Do this: Output the material below in its entirety, exactly as given.

The input:
------------------------------------
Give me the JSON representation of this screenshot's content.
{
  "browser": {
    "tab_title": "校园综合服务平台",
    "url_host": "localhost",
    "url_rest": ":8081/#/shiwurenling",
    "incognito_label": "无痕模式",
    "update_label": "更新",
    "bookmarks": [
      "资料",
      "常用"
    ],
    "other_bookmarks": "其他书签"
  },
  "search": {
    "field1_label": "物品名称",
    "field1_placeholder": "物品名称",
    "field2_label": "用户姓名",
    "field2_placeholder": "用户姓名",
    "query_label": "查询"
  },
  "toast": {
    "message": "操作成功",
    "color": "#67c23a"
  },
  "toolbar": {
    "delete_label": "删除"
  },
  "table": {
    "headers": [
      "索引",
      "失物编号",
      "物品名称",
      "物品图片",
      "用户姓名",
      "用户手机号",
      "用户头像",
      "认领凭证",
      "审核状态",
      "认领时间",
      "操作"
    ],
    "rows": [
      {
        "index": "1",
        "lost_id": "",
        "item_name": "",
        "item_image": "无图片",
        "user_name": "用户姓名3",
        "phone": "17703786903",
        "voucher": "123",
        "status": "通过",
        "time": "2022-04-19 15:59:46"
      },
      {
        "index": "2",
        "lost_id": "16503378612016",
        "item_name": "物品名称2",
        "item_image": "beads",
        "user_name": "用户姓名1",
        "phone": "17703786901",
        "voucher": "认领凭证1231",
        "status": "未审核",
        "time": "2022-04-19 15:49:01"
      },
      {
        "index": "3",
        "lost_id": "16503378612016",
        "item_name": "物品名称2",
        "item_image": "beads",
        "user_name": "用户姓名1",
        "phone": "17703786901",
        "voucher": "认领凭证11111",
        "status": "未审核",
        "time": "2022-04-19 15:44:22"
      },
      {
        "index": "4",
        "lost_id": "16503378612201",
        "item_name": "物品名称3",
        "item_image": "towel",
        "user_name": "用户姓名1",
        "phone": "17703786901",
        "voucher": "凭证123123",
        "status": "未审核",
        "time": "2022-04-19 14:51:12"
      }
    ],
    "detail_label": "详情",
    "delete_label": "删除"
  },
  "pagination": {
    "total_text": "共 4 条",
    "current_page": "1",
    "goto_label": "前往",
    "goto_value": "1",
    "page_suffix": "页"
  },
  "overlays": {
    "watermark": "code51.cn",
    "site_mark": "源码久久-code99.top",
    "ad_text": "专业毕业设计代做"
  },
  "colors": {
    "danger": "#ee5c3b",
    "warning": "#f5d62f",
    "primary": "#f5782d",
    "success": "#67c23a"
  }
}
------------------------------------
Answer to this exercise:
Give me the JSON representation of this screenshot's content.
{
  "browser": {
    "tab_title": "校园综合服务平台",
    "url_host": "localhost",
    "url_rest": ":8081/#/shiwurenling",
    "incognito_label": "无痕模式",
    "update_label": "更新",
    "bookmarks": [
      "资料",
      "常用"
    ],
    "other_bookmarks": "其他书签"
  },
  "search": {
    "field1_label": "物品名称",
    "field1_placeholder": "物品名称",
    "field2_label": "用户姓名",
    "field2_placeholder": "用户姓名",
    "query_label": "查询"
  },
  "toast": {
    "message": "操作成功",
    "color": "#67c23a"
  },
  "toolbar": {
    "delete_label": "删除"
  },
  "table": {
    "headers": [
      "索引",
      "失物编号",
      "物品名称",
      "物品图片",
      "用户姓名",
      "用户手机号",
      "用户头像",
      "认领凭证",
      "审核状态",
      "认领时间",
      "操作"
    ],
    "rows": [
      {
        "index": "1",
        "lost_id": "",
        "item_name": "",
        "item_image": "无图片",
        "user_name": "用户姓名3",
        "phone": "17703786903",
        "voucher": "123",
        "status": "通过",
        "time": "2022-04-19 15:59:46"
      },
      {
        "index": "2",
        "lost_id": "16503378612016",
        "item_name": "物品名称2",
        "item_image": "beads",
        "user_name": "用户姓名1",
        "phone": "17703786901",
        "voucher": "认领凭证1231",
        "status": "未审核",
        "time": "2022-04-19 15:49:01"
      },
      {
        "index": "3",
        "lost_id": "16503378612016",
        "item_name": "物品名称2",
        "item_image": "beads",
        "user_name": "用户姓名1",
        "phone": "17703786901",
        "voucher": "认领凭证11111",
        "status": "未审核",
        "time": "2022-04-19 15:44:22"
      },
      {
        "index": "4",
        "lost_id": "16503378612201",
        "item_name": "物品名称3",
        "item_image": "towel",
        "user_name": "用户姓名1",
        "phone": "17703786901",
        "voucher": "凭证123123",
        "status": "未审核",
        "time": "2022-04-19 14:51:12"
      }
    ],
    "detail_label": "详情",
    "delete_label": "删除"
  },
  "pagination": {
    "total_text": "共 4 条",
    "current_page": "1",
    "goto_label": "前往",
    "goto_value": "1",
    "page_suffix": "页"
  },
  "overlays": {
    "watermark": "code51.cn",
    "site_mark": "源码久久-code99.top",
    "ad_text": "专业毕业设计代做"
  },
  "colors": {
    "danger": "#ee5c3b",
    "warning": "#f5d62f",
    "primary": "#f5782d",
    "success": "#67c23a"
  }
}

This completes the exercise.